* [Task instructions]: Gather every line from the entries below that includes "screenshot".

---------- Source data

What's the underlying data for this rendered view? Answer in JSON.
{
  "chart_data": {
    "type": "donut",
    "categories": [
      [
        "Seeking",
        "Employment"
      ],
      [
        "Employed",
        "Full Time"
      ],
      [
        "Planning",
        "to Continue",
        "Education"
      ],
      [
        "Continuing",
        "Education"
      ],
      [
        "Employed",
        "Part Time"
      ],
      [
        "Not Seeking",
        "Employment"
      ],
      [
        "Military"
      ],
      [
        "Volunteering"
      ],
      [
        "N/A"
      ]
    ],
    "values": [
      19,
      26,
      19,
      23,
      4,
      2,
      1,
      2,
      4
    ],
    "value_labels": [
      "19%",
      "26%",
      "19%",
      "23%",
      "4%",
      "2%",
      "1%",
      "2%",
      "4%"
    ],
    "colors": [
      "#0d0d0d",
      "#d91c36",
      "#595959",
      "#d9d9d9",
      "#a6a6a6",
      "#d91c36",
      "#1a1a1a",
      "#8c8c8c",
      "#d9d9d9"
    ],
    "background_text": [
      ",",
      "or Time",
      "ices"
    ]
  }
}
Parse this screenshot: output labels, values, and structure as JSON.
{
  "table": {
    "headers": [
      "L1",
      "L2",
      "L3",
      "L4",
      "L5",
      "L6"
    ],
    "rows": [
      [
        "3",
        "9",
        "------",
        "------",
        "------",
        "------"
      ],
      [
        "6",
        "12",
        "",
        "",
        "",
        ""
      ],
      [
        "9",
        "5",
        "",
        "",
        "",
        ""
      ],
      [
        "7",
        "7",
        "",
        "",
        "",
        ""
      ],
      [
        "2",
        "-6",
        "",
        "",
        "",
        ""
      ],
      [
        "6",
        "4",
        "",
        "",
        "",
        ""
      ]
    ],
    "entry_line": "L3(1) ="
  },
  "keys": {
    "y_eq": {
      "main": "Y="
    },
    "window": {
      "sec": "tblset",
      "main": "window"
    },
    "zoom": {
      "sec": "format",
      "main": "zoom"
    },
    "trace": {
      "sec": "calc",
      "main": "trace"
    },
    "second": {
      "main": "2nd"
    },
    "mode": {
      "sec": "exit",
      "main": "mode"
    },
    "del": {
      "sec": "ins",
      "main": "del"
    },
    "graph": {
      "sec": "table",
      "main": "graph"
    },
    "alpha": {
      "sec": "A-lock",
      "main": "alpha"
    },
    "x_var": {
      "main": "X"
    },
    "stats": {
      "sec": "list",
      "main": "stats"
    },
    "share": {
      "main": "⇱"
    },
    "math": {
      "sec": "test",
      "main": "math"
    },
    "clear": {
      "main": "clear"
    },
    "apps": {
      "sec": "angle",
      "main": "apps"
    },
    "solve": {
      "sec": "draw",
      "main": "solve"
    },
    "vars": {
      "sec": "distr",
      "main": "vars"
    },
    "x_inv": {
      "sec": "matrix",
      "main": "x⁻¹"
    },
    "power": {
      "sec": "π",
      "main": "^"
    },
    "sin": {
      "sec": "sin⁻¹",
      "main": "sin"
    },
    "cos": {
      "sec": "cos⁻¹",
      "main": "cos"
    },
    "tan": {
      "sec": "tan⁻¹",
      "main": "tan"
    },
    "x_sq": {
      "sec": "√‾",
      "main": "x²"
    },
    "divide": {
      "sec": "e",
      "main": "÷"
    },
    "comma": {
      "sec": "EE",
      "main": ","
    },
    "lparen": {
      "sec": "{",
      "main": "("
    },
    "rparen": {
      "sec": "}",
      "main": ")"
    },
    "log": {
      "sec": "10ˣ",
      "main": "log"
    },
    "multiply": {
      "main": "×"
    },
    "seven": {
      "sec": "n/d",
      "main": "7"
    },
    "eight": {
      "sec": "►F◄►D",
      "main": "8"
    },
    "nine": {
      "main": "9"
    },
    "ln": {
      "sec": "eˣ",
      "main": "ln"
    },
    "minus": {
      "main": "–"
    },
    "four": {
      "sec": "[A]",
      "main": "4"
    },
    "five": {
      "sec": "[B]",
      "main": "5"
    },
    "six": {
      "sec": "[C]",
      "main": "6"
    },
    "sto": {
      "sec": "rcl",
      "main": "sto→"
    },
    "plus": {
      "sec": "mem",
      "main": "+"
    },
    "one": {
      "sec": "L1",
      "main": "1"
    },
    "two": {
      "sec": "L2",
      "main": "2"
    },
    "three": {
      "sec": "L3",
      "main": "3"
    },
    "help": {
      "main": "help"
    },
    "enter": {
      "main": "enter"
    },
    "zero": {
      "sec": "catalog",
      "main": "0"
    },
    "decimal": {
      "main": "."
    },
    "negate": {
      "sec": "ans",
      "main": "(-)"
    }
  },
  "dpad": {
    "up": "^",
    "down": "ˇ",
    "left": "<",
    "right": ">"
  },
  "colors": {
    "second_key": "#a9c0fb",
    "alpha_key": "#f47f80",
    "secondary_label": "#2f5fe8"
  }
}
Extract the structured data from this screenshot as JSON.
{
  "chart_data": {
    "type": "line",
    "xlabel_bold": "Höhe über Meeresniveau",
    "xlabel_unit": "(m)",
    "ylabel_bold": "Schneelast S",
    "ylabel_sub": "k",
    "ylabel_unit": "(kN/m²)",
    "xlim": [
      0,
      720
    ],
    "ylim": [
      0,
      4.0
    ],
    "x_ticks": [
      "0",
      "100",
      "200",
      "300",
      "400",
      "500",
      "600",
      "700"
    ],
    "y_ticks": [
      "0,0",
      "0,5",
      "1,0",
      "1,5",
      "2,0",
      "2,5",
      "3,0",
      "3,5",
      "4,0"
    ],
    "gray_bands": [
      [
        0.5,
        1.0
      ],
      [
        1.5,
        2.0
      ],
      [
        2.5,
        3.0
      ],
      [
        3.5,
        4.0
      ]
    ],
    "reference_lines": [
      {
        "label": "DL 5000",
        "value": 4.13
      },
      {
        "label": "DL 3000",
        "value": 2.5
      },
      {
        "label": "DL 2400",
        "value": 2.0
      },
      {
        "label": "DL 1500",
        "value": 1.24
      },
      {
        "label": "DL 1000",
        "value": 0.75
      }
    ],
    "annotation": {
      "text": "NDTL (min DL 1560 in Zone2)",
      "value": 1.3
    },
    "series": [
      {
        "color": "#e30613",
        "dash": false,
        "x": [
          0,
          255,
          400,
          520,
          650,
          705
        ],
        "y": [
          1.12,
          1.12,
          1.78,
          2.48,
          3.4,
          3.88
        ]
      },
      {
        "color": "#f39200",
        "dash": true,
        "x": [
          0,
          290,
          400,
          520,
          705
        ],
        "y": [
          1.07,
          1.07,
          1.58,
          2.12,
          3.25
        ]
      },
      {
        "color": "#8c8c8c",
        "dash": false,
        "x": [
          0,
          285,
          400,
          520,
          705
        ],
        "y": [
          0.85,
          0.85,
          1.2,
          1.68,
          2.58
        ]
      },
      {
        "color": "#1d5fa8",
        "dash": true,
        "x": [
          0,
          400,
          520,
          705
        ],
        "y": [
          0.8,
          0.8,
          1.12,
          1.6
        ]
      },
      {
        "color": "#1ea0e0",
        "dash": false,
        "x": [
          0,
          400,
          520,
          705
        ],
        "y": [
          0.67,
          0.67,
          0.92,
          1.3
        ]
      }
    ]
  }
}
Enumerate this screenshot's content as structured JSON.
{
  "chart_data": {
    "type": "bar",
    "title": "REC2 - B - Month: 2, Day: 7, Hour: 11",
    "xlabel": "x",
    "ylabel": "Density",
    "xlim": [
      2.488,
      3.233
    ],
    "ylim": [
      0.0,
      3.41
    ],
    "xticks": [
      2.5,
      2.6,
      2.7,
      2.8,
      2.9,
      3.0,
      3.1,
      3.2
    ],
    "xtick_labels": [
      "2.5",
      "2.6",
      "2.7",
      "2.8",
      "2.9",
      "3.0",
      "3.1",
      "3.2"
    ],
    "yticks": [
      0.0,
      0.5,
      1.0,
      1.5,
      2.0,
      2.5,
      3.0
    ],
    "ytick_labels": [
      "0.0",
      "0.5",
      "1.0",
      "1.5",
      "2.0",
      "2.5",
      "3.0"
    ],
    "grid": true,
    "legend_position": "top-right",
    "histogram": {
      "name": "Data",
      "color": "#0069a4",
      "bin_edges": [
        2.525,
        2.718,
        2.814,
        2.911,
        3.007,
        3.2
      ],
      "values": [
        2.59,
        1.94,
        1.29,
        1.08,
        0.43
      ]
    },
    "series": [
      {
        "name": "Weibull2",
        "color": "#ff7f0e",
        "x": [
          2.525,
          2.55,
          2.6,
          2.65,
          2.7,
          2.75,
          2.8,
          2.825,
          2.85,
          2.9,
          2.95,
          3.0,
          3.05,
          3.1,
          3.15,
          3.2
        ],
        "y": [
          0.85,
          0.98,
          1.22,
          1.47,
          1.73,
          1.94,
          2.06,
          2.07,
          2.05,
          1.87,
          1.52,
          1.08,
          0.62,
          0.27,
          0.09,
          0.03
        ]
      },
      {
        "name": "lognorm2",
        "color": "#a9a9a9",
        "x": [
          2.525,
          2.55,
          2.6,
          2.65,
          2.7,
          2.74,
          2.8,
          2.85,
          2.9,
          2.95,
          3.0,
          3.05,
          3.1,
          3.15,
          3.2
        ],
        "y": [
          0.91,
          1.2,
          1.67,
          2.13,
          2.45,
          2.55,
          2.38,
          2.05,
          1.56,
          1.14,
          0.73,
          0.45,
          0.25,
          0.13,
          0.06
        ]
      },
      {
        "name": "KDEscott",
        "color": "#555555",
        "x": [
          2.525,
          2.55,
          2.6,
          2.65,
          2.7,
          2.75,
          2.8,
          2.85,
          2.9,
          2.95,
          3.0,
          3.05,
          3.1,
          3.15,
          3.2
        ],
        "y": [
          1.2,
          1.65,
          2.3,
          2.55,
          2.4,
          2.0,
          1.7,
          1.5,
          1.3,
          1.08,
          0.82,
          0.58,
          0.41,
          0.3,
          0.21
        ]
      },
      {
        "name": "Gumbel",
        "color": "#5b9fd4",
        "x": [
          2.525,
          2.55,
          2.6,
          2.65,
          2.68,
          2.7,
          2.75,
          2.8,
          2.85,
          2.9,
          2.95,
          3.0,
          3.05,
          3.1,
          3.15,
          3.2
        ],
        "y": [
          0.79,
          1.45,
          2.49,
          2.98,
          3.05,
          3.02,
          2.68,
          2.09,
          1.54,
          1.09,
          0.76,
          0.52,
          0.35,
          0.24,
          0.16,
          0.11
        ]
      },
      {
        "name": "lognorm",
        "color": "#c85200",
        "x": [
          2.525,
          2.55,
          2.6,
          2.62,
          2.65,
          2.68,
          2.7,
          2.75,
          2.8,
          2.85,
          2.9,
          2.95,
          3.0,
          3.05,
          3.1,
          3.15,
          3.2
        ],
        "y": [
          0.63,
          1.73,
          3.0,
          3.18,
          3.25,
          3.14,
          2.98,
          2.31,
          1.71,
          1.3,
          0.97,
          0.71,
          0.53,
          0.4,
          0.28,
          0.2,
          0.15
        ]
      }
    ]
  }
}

--------------------

* [Solution for this problem]:
Parse this screenshot: output labels, values, and structure as JSON.
Extract the structured data from this screenshot as JSON.
Enumerate this screenshot's content as structured JSON.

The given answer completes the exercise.